Task statement:
From the entries below, report how many lines contain the string "алмазно". Give only that number.

Data records:
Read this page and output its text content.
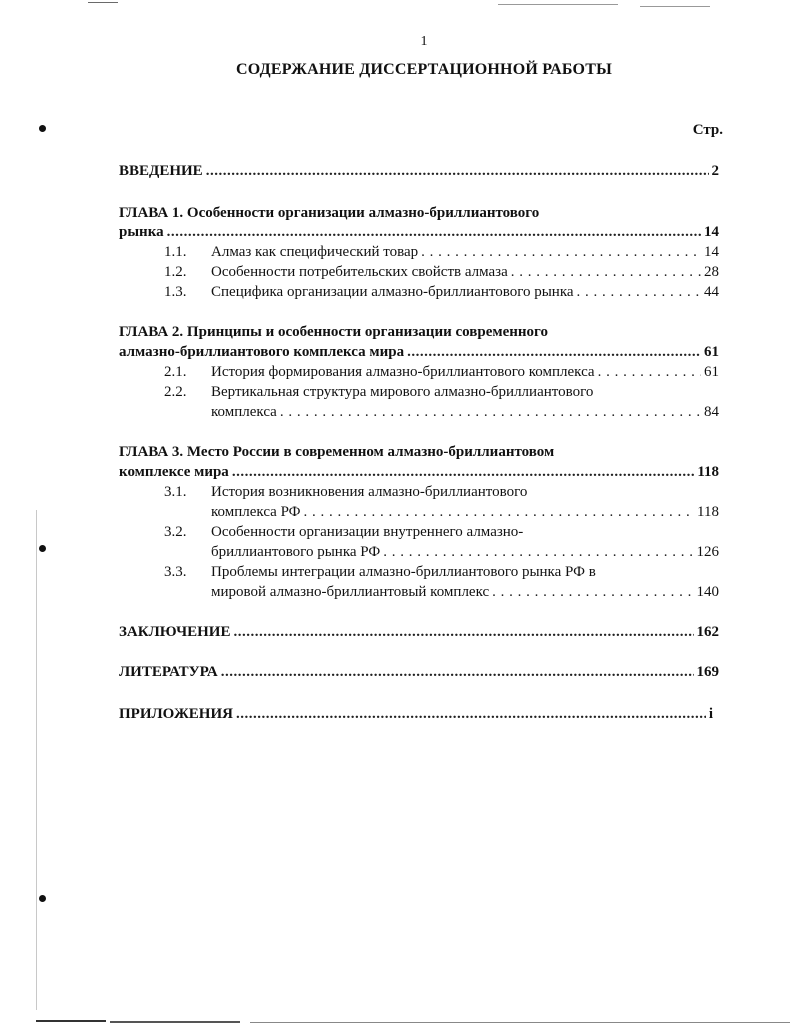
1
СОДЕРЖАНИЕ ДИССЕРТАЦИОННОЙ РАБОТЫ
Стр.
ВВЕДЕНИЕ .....	2
ГЛАВА 1. Особенности организации алмазно-бриллиантового
рынка .....	14
1.1. Алмаз как специфический товар . . .	14
1.2. Особенности потребительских свойств алмаза . . .	28
1.3. Специфика организации алмазно-бриллиантового рынка . . .	44
ГЛАВА 2. Принципы и особенности организации современного
алмазно-бриллиантового комплекса мира .....	61
2.1. История формирования алмазно-бриллиантового комплекса . . .	61
2.2. Вертикальная структура мирового алмазно-бриллиантового
комплекса . . .	84
ГЛАВА 3. Место России в современном алмазно-бриллиантовом
комплексе мира .....	118
3.1. История возникновения алмазно-бриллиантового
комплекса РФ . . .	118
3.2. Особенности организации внутреннего алмазно-
бриллиантового рынка РФ . . .	126
3.3. Проблемы интеграции алмазно-бриллиантового рынка РФ в
мировой алмазно-бриллиантовый комплекс . . .	140
ЗАКЛЮЧЕНИЕ .....	162
ЛИТЕРАТУРА .....	169
ПРИЛОЖЕНИЯ .....	i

Final result:
10